----- Items -----
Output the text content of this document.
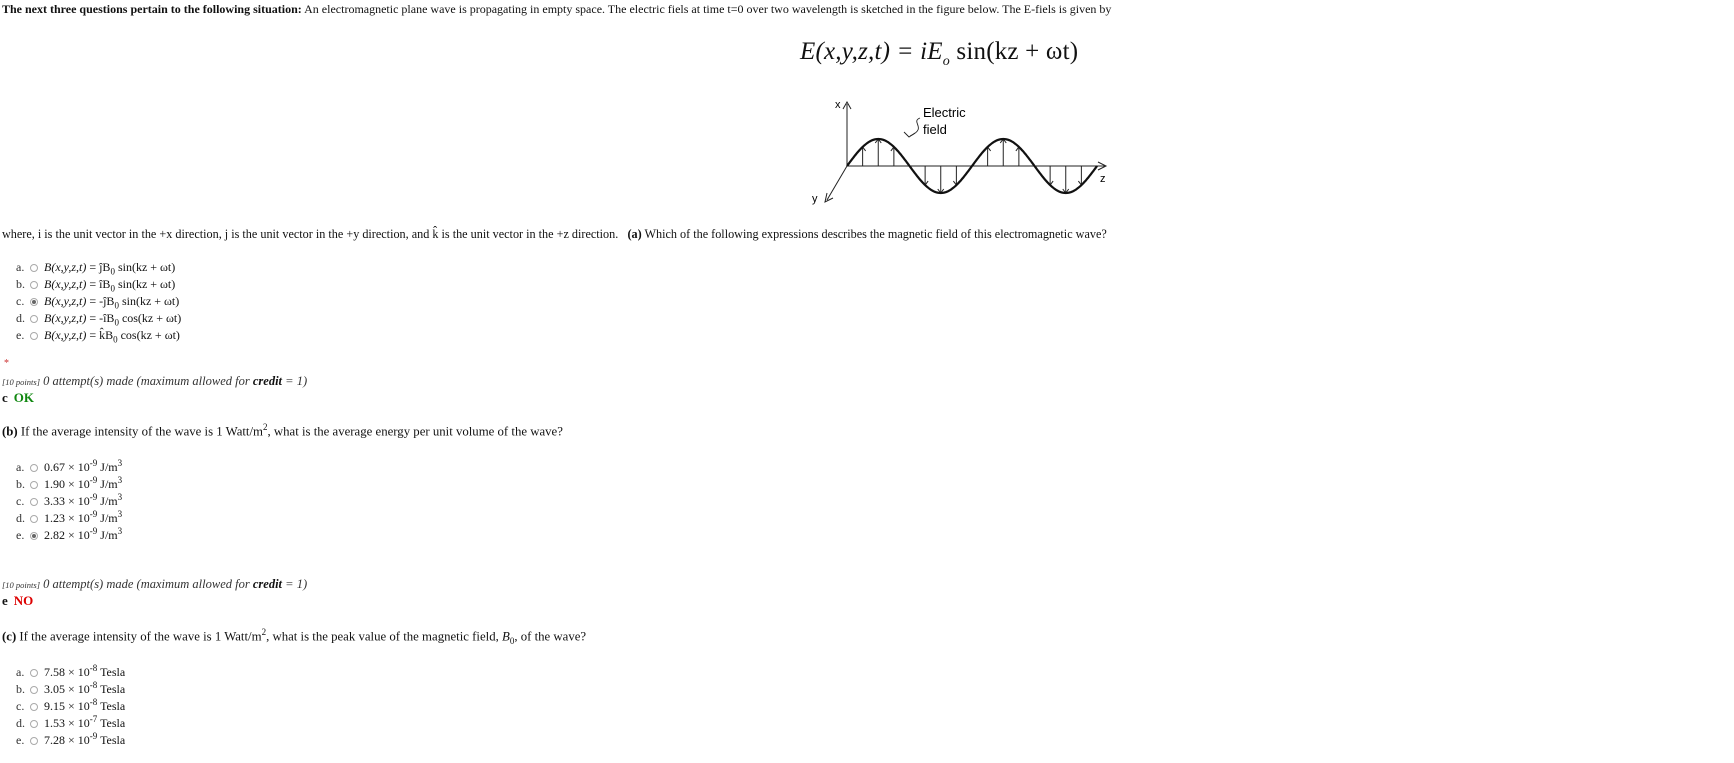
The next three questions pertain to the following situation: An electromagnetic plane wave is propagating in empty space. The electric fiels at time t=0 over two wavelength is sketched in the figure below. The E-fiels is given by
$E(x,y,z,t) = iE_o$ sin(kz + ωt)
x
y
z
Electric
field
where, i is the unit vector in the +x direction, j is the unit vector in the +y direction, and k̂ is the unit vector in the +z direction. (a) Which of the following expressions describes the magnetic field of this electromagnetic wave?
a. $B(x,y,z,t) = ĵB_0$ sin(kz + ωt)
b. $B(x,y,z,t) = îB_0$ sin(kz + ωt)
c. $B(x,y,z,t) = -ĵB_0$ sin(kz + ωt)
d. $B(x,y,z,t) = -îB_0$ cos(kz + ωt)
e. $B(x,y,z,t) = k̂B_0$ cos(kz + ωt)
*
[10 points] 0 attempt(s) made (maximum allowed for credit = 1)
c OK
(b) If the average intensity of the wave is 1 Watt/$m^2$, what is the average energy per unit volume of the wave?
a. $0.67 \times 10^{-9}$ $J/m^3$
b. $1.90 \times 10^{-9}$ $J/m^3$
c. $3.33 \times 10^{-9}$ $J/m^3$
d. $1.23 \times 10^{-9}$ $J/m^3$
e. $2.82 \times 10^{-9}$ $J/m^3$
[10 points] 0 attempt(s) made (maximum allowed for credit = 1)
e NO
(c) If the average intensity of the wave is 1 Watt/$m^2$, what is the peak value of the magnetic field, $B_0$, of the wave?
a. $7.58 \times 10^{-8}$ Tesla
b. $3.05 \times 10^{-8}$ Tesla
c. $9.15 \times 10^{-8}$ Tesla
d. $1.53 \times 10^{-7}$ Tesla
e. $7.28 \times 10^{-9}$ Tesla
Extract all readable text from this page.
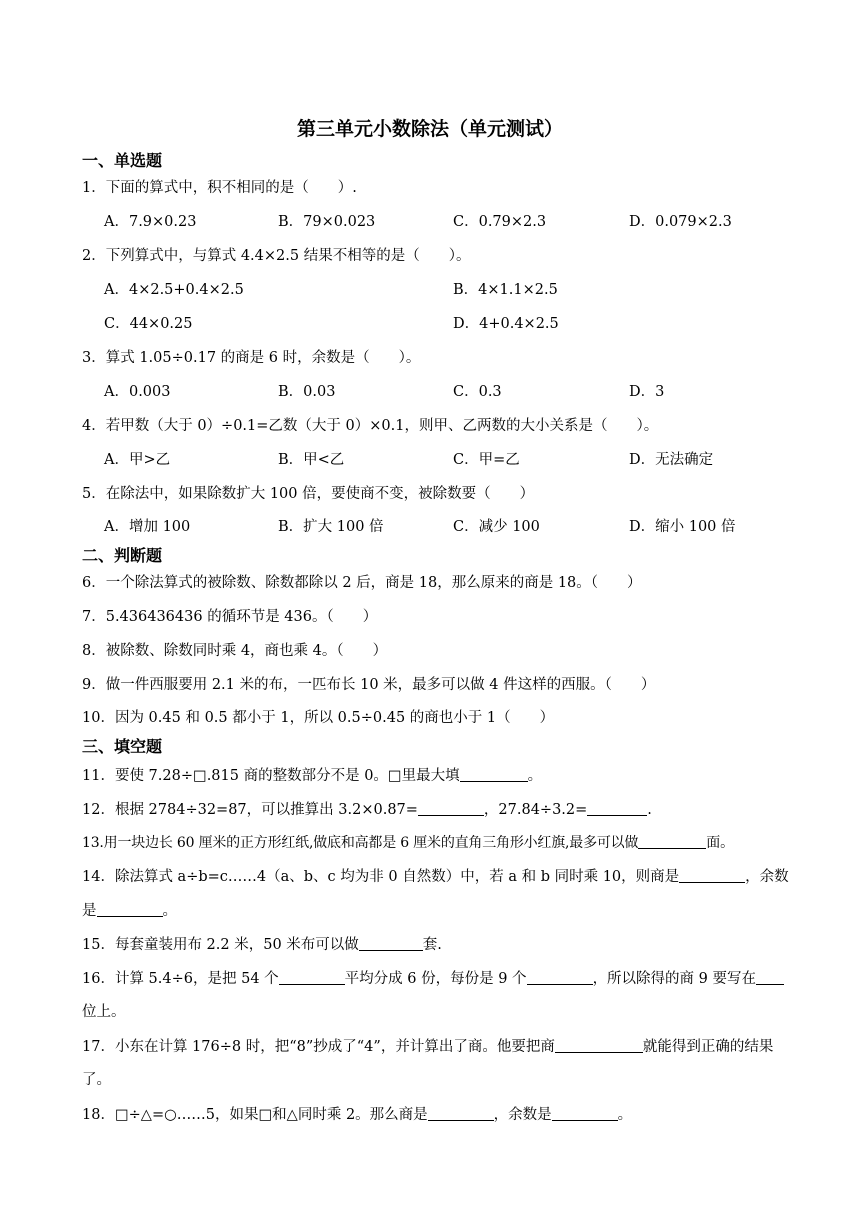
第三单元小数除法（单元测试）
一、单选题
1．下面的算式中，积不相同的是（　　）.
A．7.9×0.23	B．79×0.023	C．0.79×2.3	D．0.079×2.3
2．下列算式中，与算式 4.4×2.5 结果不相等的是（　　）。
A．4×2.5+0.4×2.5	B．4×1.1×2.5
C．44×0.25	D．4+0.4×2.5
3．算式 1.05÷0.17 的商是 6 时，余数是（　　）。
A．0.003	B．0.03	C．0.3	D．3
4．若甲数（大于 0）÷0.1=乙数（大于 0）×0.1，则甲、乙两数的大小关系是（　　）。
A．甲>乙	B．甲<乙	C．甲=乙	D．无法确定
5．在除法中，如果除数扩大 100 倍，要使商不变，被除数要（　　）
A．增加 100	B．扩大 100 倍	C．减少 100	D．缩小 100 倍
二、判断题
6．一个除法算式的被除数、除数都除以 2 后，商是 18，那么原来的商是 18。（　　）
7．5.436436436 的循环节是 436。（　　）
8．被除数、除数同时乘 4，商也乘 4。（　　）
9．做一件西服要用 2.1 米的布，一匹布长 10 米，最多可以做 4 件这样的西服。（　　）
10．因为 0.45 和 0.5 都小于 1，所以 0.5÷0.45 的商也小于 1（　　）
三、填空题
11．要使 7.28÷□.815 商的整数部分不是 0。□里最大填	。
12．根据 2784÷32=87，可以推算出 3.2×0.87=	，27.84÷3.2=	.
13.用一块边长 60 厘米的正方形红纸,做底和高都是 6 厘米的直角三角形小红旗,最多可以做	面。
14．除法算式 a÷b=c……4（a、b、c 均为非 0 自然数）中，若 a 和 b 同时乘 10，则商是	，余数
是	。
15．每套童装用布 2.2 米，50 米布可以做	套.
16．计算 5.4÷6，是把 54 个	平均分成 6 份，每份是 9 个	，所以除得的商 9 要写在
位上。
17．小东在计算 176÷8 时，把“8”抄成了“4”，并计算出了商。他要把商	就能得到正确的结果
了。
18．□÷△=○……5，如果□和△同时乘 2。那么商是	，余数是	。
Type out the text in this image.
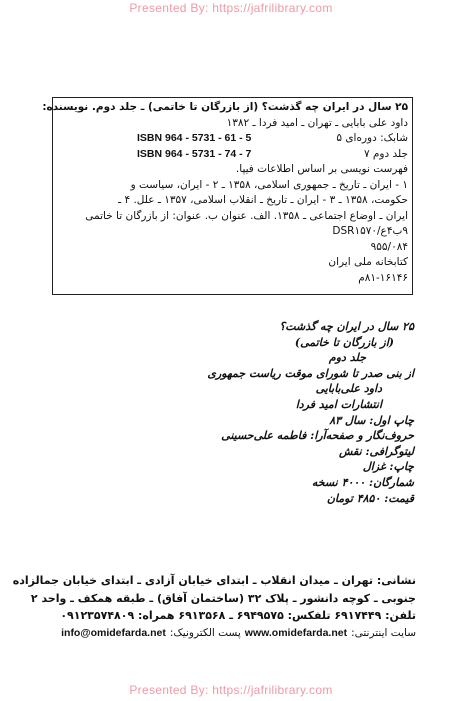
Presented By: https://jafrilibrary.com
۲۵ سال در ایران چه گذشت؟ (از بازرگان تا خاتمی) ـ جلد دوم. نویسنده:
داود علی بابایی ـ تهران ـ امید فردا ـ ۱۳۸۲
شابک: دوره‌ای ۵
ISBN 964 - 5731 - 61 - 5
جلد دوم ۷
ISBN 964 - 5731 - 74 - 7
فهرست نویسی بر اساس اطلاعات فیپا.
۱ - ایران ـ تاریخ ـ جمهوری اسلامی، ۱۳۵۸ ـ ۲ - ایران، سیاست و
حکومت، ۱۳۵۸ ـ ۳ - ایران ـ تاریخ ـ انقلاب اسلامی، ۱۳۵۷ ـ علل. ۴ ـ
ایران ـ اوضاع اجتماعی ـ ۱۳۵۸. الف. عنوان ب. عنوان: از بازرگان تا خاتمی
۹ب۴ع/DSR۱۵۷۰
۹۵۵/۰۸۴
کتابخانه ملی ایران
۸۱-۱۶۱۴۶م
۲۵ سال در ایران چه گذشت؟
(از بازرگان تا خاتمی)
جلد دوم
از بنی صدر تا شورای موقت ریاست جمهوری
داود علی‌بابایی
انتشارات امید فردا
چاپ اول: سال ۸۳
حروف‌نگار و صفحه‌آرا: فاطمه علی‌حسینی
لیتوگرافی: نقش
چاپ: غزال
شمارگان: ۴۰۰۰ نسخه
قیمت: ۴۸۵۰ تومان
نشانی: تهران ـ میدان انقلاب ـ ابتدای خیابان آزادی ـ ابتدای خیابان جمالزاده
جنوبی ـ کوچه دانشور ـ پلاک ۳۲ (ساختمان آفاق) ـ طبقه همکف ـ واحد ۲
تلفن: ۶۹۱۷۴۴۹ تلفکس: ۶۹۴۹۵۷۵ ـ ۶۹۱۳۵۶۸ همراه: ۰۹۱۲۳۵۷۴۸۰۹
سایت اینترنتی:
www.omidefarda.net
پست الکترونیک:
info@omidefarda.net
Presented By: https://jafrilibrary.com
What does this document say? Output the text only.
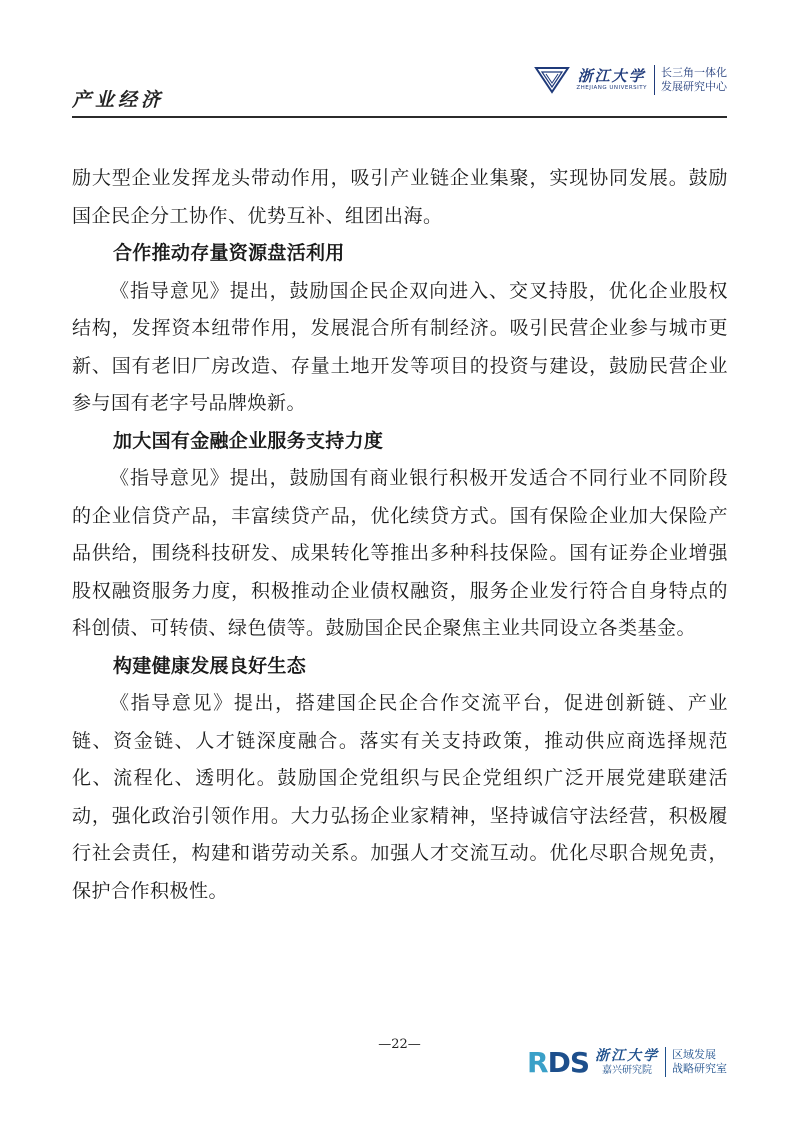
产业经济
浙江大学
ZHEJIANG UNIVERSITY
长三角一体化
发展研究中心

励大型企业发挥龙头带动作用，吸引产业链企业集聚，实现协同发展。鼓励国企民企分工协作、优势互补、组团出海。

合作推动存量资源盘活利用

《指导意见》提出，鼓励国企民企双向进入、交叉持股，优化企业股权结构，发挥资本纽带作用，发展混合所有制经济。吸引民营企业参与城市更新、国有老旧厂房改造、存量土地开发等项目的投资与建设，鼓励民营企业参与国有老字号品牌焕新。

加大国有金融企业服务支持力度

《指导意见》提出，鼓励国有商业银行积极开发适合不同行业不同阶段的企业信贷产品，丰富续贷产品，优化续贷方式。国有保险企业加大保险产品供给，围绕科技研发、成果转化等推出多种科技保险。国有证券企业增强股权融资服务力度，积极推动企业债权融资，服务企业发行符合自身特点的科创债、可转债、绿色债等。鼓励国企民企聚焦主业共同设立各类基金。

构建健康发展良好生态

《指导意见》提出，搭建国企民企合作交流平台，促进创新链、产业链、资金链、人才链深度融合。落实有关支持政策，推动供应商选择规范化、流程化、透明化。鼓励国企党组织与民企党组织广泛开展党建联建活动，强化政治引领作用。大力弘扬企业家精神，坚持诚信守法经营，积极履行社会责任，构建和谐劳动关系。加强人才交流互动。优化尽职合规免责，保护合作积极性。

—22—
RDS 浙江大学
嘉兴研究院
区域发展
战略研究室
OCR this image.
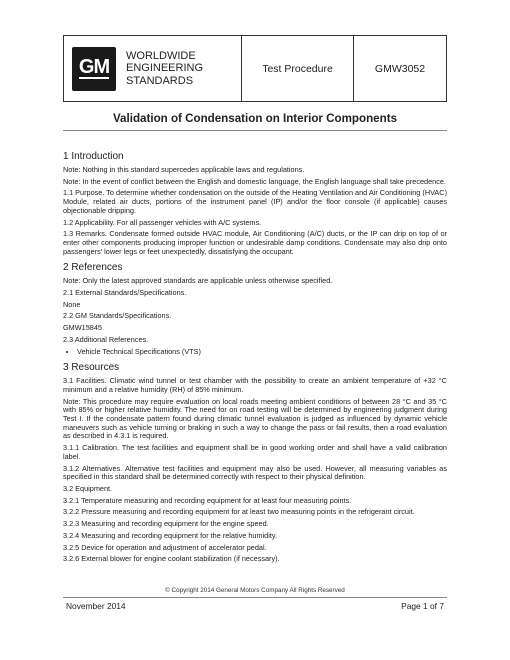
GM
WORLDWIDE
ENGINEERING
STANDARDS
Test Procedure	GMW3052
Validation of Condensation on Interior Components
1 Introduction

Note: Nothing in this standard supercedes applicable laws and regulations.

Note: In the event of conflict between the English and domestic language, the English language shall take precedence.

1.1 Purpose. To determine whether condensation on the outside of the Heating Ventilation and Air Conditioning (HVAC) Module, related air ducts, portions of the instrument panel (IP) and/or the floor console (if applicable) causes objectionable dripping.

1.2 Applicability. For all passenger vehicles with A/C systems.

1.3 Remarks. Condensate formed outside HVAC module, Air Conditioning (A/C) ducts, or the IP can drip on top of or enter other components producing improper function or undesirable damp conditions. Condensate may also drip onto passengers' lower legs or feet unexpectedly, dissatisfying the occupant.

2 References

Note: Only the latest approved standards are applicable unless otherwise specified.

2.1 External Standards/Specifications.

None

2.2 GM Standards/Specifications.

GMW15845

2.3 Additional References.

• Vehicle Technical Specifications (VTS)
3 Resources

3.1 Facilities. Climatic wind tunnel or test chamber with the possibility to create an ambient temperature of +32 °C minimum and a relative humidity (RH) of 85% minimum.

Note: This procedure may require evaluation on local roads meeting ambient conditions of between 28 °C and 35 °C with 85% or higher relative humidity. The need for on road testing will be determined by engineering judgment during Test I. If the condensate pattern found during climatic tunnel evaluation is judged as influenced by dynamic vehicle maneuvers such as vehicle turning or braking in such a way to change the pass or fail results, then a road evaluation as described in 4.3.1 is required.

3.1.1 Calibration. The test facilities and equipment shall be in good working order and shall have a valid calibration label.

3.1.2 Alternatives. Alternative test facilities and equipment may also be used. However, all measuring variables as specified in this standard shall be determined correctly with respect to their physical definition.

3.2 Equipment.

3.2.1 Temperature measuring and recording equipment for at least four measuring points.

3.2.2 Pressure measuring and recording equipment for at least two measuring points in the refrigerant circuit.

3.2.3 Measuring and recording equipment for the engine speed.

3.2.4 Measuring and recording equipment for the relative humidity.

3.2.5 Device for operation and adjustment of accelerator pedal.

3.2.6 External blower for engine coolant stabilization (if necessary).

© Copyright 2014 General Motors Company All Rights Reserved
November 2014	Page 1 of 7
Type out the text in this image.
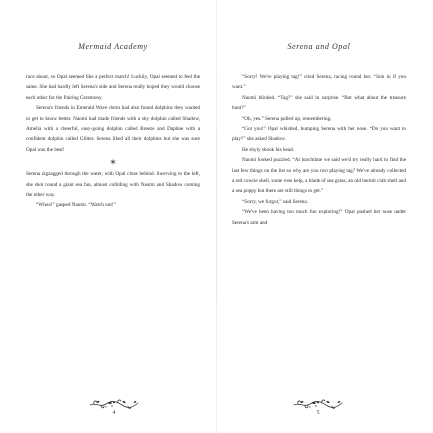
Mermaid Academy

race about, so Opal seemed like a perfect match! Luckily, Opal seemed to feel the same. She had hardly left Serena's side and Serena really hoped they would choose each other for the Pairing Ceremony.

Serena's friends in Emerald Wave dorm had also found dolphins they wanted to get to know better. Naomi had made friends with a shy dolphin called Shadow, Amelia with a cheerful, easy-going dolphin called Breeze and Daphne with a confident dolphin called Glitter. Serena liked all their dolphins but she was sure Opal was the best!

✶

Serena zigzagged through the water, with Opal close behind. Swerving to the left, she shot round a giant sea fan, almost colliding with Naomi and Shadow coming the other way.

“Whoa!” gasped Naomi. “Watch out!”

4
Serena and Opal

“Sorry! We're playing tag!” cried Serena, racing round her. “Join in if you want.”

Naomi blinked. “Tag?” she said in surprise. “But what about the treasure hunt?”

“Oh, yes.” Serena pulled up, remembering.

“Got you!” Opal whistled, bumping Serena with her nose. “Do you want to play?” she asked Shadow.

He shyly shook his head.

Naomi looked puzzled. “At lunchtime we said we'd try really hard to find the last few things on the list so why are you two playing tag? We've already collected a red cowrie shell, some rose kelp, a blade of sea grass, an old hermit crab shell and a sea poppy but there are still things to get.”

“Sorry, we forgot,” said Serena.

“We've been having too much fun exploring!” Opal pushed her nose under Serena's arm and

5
-----
> **Job**
On how many lines does the word "their" appear? Answer with only the number.

> **The reply**
2